All of the data should be repeated exactly; pictures are not part of the copy.

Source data

§

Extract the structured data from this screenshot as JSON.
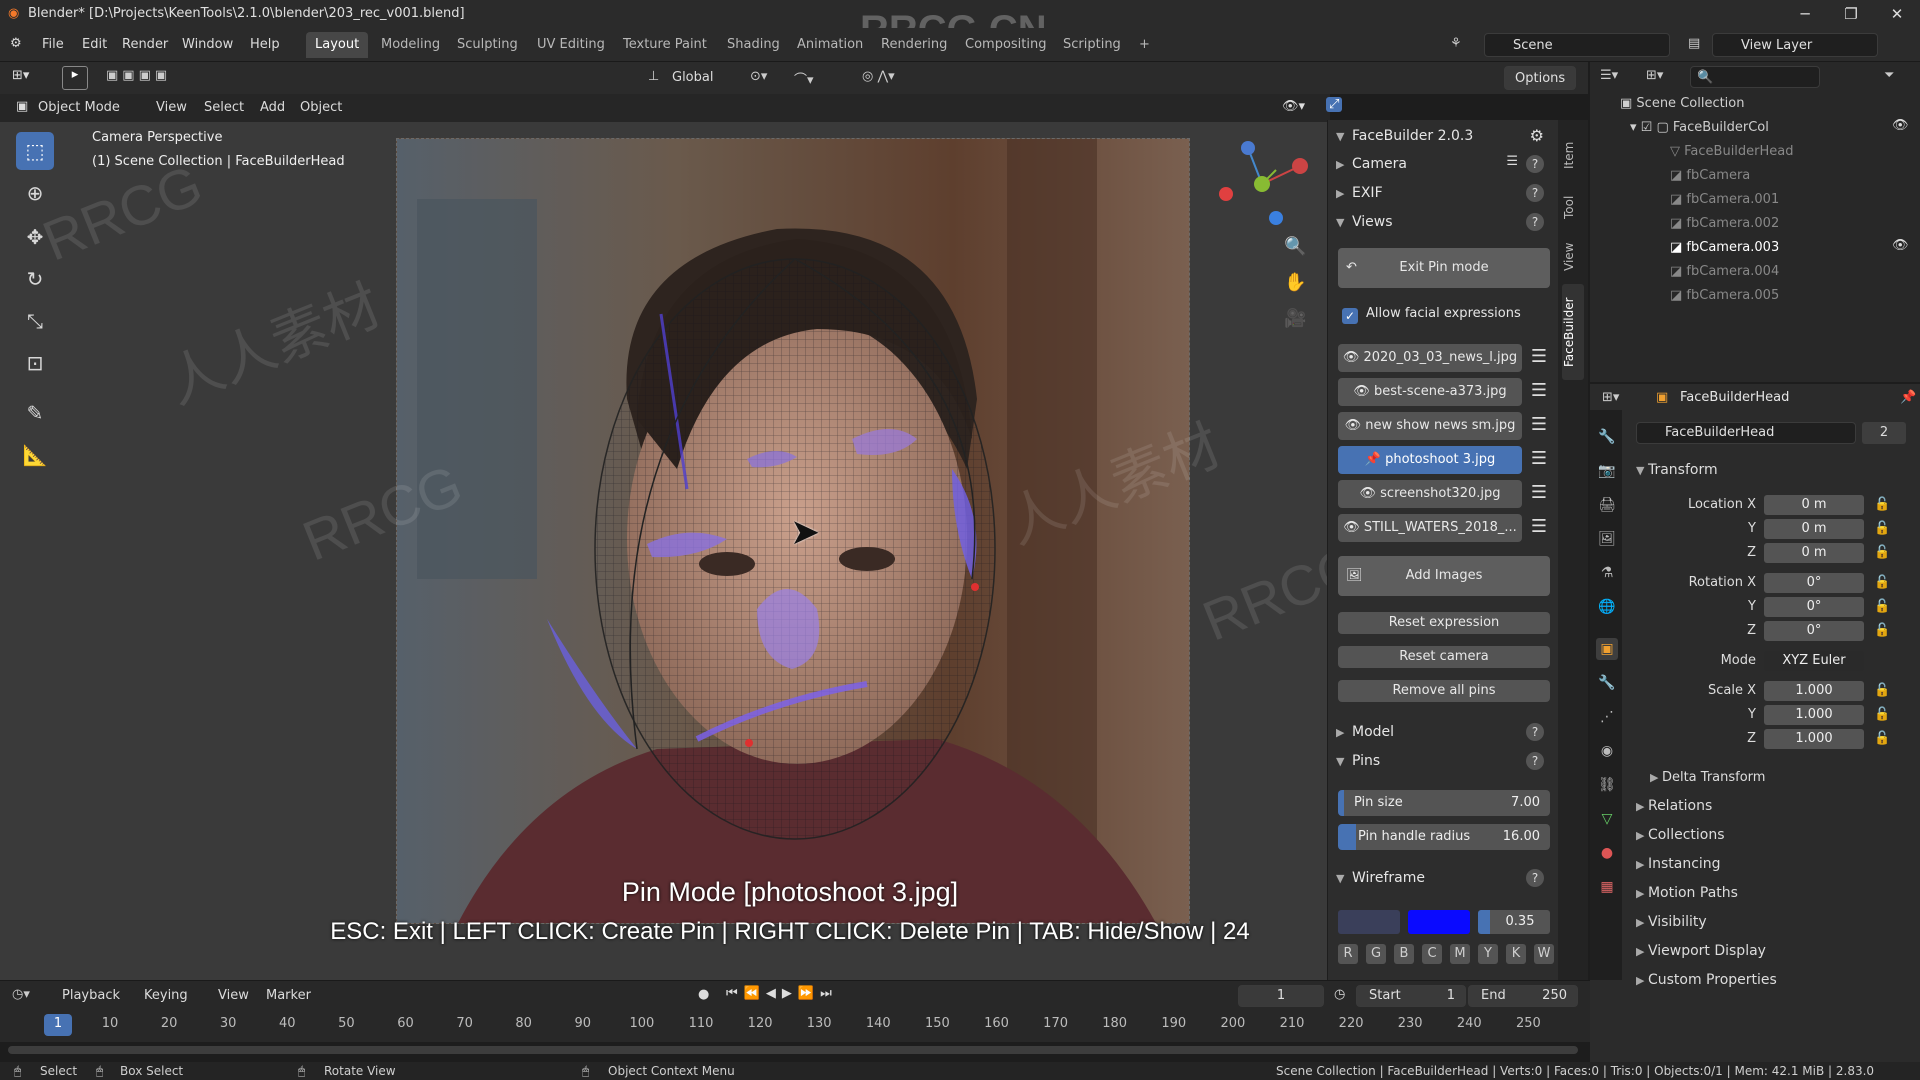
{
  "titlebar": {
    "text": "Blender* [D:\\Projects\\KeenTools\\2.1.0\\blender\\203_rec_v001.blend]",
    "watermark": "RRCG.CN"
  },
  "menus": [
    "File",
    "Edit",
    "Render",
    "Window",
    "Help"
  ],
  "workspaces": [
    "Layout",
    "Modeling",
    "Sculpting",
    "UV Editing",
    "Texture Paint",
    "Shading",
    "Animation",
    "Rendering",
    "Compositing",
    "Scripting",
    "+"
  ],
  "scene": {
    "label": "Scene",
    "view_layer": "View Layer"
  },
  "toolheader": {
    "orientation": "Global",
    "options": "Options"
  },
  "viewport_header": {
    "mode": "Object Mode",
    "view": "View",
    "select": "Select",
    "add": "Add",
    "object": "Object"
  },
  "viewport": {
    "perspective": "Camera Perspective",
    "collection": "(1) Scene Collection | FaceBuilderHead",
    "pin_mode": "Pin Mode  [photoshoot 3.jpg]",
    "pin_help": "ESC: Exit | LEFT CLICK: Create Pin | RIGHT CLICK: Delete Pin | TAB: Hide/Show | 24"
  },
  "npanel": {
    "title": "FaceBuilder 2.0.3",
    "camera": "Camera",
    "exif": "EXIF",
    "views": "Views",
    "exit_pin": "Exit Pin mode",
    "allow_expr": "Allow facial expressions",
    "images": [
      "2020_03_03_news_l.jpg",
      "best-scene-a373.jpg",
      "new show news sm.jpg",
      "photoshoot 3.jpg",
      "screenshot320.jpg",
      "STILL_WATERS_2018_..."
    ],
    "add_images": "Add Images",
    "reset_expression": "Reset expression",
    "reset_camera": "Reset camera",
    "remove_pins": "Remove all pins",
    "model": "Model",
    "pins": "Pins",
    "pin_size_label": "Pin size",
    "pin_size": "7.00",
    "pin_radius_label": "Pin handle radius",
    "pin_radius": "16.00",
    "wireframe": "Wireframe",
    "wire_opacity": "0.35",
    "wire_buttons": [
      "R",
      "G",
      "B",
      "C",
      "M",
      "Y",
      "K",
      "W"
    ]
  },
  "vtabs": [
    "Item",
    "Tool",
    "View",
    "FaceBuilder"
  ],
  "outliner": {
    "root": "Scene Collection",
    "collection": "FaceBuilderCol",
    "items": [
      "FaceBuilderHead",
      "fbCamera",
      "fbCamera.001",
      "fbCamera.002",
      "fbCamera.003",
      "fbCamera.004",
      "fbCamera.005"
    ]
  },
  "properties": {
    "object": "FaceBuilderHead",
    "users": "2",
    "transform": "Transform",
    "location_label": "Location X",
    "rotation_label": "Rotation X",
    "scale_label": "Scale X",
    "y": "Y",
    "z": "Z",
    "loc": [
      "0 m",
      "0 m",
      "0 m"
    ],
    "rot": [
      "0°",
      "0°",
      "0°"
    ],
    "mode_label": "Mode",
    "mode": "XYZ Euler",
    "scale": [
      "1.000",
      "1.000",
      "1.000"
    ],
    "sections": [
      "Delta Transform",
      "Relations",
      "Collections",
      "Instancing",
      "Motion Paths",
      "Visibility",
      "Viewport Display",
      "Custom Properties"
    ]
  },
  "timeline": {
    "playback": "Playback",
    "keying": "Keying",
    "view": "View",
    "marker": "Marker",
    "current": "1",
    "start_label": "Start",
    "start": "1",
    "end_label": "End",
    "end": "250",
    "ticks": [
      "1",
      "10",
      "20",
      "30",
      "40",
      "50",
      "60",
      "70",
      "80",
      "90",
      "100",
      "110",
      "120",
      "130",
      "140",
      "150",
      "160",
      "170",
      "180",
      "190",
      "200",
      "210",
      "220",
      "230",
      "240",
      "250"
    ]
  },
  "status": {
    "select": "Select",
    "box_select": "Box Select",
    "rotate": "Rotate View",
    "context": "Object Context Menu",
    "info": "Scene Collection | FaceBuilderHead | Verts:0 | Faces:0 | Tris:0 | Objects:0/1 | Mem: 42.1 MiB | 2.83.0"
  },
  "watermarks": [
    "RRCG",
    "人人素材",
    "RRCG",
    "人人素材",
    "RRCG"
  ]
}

§

■ Response to this task ■
Extract the structured data from this screenshot as JSON.
{
  "titlebar": {
    "text": "Blender* [D:\\Projects\\KeenTools\\2.1.0\\blender\\203_rec_v001.blend]",
    "watermark": "RRCG.CN"
  },
  "menus": [
    "File",
    "Edit",
    "Render",
    "Window",
    "Help"
  ],
  "workspaces": [
    "Layout",
    "Modeling",
    "Sculpting",
    "UV Editing",
    "Texture Paint",
    "Shading",
    "Animation",
    "Rendering",
    "Compositing",
    "Scripting",
    "+"
  ],
  "scene": {
    "label": "Scene",
    "view_layer": "View Layer"
  },
  "toolheader": {
    "orientation": "Global",
    "options": "Options"
  },
  "viewport_header": {
    "mode": "Object Mode",
    "view": "View",
    "select": "Select",
    "add": "Add",
    "object": "Object"
  },
  "viewport": {
    "perspective": "Camera Perspective",
    "collection": "(1) Scene Collection | FaceBuilderHead",
    "pin_mode": "Pin Mode  [photoshoot 3.jpg]",
    "pin_help": "ESC: Exit | LEFT CLICK: Create Pin | RIGHT CLICK: Delete Pin | TAB: Hide/Show | 24"
  },
  "npanel": {
    "title": "FaceBuilder 2.0.3",
    "camera": "Camera",
    "exif": "EXIF",
    "views": "Views",
    "exit_pin": "Exit Pin mode",
    "allow_expr": "Allow facial expressions",
    "images": [
      "2020_03_03_news_l.jpg",
      "best-scene-a373.jpg",
      "new show news sm.jpg",
      "photoshoot 3.jpg",
      "screenshot320.jpg",
      "STILL_WATERS_2018_..."
    ],
    "add_images": "Add Images",
    "reset_expression": "Reset expression",
    "reset_camera": "Reset camera",
    "remove_pins": "Remove all pins",
    "model": "Model",
    "pins": "Pins",
    "pin_size_label": "Pin size",
    "pin_size": "7.00",
    "pin_radius_label": "Pin handle radius",
    "pin_radius": "16.00",
    "wireframe": "Wireframe",
    "wire_opacity": "0.35",
    "wire_buttons": [
      "R",
      "G",
      "B",
      "C",
      "M",
      "Y",
      "K",
      "W"
    ]
  },
  "vtabs": [
    "Item",
    "Tool",
    "View",
    "FaceBuilder"
  ],
  "outliner": {
    "root": "Scene Collection",
    "collection": "FaceBuilderCol",
    "items": [
      "FaceBuilderHead",
      "fbCamera",
      "fbCamera.001",
      "fbCamera.002",
      "fbCamera.003",
      "fbCamera.004",
      "fbCamera.005"
    ]
  },
  "properties": {
    "object": "FaceBuilderHead",
    "users": "2",
    "transform": "Transform",
    "location_label": "Location X",
    "rotation_label": "Rotation X",
    "scale_label": "Scale X",
    "y": "Y",
    "z": "Z",
    "loc": [
      "0 m",
      "0 m",
      "0 m"
    ],
    "rot": [
      "0°",
      "0°",
      "0°"
    ],
    "mode_label": "Mode",
    "mode": "XYZ Euler",
    "scale": [
      "1.000",
      "1.000",
      "1.000"
    ],
    "sections": [
      "Delta Transform",
      "Relations",
      "Collections",
      "Instancing",
      "Motion Paths",
      "Visibility",
      "Viewport Display",
      "Custom Properties"
    ]
  },
  "timeline": {
    "playback": "Playback",
    "keying": "Keying",
    "view": "View",
    "marker": "Marker",
    "current": "1",
    "start_label": "Start",
    "start": "1",
    "end_label": "End",
    "end": "250",
    "ticks": [
      "1",
      "10",
      "20",
      "30",
      "40",
      "50",
      "60",
      "70",
      "80",
      "90",
      "100",
      "110",
      "120",
      "130",
      "140",
      "150",
      "160",
      "170",
      "180",
      "190",
      "200",
      "210",
      "220",
      "230",
      "240",
      "250"
    ]
  },
  "status": {
    "select": "Select",
    "box_select": "Box Select",
    "rotate": "Rotate View",
    "context": "Object Context Menu",
    "info": "Scene Collection | FaceBuilderHead | Verts:0 | Faces:0 | Tris:0 | Objects:0/1 | Mem: 42.1 MiB | 2.83.0"
  },
  "watermarks": [
    "RRCG",
    "人人素材",
    "RRCG",
    "人人素材",
    "RRCG"
  ]
}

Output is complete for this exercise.